::: PROVIDED INFORMATION

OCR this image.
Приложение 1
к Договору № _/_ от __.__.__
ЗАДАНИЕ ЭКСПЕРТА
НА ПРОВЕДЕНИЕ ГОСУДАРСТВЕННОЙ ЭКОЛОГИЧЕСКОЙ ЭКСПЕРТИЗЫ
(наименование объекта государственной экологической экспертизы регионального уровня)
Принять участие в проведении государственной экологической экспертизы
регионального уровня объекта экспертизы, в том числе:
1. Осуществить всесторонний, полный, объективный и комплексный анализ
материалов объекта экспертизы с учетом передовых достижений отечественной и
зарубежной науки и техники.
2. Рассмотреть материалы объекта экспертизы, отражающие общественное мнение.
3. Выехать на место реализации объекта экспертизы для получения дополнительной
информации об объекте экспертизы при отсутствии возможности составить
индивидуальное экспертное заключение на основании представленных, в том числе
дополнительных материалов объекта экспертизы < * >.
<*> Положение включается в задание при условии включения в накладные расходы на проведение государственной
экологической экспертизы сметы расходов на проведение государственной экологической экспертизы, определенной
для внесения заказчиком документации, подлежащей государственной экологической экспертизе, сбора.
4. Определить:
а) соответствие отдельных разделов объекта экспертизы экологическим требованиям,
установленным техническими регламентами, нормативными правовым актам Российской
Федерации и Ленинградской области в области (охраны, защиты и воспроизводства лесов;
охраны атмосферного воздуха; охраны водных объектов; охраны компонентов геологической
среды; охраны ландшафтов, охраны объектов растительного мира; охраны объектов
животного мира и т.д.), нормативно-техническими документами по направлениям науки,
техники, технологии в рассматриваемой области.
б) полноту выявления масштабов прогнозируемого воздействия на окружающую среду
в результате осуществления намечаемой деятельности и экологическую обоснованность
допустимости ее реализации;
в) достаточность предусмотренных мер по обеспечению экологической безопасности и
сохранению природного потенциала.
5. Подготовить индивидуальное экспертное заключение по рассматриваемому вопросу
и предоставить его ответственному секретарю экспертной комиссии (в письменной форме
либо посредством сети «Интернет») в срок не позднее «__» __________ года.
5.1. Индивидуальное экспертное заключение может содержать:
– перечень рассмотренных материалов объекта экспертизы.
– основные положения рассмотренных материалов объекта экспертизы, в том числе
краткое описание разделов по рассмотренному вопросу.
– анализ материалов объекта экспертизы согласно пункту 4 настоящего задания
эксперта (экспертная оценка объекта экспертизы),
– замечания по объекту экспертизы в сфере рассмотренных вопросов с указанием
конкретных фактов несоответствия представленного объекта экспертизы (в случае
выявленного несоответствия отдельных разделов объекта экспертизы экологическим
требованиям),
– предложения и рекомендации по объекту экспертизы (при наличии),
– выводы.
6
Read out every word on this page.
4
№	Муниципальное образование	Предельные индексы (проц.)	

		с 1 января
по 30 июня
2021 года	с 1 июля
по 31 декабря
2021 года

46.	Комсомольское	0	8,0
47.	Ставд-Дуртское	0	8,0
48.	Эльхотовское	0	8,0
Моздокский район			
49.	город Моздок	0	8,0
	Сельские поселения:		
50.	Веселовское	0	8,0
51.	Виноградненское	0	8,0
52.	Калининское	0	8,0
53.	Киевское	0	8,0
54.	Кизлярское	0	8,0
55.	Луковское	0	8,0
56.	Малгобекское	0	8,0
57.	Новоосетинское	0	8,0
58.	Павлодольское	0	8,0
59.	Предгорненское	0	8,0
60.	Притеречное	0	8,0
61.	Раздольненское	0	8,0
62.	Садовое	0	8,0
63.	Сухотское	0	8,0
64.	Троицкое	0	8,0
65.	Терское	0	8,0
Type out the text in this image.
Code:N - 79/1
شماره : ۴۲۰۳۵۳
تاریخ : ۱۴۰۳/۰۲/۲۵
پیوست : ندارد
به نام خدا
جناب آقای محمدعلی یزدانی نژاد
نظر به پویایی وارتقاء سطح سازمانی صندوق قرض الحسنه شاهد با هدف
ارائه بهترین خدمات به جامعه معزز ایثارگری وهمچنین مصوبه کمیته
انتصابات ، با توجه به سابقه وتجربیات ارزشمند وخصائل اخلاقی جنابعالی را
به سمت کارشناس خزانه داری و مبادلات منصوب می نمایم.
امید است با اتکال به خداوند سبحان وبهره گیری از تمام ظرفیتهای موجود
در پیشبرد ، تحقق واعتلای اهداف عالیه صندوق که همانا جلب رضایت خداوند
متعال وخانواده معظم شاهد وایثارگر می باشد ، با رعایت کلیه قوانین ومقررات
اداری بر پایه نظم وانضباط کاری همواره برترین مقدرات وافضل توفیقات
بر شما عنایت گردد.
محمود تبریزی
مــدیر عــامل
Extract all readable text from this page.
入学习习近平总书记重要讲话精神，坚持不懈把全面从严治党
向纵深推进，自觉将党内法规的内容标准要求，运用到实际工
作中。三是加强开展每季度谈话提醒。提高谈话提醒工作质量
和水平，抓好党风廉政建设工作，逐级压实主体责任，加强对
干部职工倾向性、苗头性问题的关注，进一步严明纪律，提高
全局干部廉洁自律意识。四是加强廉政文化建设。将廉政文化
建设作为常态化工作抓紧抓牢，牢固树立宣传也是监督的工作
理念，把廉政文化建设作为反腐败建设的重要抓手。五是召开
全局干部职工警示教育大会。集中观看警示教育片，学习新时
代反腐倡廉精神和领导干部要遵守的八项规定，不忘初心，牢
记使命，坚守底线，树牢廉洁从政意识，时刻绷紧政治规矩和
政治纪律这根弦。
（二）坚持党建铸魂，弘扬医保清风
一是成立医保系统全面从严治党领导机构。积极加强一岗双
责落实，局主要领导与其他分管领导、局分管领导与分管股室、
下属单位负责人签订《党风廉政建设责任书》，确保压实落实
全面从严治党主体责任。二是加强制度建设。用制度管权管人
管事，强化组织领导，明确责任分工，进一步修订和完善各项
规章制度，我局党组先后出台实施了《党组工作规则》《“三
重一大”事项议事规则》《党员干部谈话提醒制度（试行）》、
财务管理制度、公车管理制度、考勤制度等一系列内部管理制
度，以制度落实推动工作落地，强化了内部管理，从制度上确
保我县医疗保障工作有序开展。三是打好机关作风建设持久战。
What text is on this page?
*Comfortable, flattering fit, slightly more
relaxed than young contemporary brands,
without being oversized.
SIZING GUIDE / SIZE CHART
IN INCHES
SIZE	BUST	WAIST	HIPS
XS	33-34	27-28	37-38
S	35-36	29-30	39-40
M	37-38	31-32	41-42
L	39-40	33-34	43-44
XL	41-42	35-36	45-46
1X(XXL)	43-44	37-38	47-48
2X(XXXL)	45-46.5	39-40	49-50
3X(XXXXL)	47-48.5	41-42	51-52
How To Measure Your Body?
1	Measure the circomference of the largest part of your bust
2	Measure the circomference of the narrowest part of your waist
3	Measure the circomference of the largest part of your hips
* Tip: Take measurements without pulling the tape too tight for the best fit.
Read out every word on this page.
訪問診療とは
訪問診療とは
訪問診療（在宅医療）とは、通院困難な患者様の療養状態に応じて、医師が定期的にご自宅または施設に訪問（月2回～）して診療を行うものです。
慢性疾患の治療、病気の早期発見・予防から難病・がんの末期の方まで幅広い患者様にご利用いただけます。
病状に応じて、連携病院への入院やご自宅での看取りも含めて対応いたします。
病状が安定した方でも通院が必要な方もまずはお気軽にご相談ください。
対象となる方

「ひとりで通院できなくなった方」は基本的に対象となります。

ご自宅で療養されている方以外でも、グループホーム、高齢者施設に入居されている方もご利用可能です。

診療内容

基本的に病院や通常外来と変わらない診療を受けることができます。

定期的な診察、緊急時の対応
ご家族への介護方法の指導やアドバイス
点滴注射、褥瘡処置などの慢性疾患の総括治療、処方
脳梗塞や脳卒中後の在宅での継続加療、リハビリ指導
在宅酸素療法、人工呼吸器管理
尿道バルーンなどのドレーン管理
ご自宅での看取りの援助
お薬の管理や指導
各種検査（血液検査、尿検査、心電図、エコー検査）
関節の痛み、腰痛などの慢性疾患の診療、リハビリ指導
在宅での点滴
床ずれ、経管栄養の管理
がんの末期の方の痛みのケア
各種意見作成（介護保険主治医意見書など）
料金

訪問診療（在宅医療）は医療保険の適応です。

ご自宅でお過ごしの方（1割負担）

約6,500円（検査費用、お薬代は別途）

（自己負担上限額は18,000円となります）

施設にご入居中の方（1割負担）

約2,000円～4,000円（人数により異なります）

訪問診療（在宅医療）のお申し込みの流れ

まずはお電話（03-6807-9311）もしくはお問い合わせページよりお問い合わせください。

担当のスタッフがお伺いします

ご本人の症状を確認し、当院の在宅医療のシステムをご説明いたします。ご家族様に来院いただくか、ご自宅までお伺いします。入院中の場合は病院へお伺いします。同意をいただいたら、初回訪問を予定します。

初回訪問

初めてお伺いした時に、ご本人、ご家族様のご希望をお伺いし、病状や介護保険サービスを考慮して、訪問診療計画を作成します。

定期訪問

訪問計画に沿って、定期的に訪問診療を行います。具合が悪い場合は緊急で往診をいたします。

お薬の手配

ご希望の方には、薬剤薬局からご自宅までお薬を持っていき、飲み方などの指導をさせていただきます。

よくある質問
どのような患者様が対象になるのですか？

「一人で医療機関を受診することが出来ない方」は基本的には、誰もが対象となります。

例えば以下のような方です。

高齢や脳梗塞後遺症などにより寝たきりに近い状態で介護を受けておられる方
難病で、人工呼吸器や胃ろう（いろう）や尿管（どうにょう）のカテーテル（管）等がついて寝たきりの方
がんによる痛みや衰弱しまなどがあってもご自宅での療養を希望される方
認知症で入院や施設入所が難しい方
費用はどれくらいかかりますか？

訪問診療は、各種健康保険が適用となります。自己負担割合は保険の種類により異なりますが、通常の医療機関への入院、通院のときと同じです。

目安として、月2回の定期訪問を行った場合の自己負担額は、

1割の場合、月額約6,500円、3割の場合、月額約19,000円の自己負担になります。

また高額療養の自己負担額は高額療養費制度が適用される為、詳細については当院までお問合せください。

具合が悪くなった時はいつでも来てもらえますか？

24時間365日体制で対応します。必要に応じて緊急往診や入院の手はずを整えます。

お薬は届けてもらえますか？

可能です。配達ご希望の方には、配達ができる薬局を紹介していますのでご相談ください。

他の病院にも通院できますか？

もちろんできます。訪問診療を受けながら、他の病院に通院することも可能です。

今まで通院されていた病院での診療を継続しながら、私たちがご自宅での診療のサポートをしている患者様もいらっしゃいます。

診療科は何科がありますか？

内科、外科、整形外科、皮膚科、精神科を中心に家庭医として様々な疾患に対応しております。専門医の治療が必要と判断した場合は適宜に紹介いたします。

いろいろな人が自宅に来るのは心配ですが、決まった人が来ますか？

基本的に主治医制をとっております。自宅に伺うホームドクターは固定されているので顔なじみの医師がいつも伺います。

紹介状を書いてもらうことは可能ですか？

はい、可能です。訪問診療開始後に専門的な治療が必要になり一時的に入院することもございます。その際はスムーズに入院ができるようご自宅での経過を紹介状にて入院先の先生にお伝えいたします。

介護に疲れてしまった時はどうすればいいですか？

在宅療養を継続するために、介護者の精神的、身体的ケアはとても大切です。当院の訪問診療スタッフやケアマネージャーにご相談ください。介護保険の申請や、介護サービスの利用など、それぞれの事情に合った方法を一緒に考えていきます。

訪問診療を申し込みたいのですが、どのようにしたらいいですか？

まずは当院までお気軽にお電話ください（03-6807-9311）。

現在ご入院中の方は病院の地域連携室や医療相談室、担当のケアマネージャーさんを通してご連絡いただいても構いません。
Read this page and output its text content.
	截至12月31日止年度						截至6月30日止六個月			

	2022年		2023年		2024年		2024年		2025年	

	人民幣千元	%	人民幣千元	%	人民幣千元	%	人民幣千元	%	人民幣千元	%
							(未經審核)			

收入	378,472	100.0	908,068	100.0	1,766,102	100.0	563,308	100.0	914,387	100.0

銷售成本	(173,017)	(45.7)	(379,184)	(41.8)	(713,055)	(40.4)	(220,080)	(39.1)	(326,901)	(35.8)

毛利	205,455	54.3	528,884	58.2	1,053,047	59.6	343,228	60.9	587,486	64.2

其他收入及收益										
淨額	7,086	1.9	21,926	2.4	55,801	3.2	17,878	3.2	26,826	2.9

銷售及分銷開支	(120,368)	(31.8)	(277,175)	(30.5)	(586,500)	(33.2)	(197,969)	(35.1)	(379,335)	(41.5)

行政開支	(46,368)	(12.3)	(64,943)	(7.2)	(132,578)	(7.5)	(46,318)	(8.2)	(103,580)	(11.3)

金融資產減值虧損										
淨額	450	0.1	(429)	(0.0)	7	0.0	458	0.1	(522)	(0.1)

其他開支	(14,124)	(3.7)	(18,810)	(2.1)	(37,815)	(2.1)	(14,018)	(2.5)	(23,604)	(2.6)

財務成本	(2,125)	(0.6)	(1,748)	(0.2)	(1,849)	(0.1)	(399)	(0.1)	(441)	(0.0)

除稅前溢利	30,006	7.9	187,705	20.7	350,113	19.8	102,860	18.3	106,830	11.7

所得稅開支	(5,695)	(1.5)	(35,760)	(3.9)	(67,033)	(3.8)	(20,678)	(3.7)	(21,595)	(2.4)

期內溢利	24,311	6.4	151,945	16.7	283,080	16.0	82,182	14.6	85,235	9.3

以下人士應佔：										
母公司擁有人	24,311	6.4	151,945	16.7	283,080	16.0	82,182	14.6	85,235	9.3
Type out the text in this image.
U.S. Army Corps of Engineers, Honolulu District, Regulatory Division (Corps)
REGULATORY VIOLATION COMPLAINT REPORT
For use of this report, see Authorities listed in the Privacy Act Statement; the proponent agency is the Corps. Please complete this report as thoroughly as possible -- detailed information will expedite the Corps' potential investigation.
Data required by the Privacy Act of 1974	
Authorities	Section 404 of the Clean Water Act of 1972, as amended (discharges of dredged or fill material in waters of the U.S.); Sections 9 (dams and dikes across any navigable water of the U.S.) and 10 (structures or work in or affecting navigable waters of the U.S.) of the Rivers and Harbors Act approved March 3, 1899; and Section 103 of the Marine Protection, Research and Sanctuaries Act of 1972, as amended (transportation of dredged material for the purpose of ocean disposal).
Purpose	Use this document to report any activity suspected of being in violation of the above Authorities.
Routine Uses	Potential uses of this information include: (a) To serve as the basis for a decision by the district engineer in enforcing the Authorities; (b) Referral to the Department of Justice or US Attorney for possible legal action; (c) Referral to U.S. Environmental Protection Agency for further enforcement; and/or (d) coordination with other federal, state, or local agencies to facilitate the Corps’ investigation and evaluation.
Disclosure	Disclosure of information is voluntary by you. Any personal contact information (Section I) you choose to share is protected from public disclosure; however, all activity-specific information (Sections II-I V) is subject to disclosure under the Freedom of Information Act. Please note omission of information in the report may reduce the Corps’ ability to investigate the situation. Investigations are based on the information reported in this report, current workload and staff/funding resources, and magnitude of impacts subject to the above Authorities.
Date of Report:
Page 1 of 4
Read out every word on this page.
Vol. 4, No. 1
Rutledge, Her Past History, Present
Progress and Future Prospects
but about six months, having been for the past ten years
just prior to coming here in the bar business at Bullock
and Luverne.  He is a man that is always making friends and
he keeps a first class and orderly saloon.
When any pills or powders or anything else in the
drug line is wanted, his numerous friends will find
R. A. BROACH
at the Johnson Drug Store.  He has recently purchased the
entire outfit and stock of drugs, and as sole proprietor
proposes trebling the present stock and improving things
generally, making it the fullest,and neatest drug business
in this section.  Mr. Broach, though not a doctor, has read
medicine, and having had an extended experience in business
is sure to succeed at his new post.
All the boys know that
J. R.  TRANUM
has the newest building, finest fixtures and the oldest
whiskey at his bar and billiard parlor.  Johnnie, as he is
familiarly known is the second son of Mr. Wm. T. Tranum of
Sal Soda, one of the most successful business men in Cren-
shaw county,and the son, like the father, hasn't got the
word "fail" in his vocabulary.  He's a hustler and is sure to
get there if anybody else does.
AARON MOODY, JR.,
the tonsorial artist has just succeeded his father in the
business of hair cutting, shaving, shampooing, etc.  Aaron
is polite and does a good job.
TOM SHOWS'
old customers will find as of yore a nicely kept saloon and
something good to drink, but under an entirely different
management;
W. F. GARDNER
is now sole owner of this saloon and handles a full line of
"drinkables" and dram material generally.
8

::::::

Find each line holding the word "анализ" and copy it.

REPLY —
1. Осуществить всесторонний, полный, объективный и комплексный анализ
– анализ материалов объекта экспертизы согласно пункту 4 настоящего задания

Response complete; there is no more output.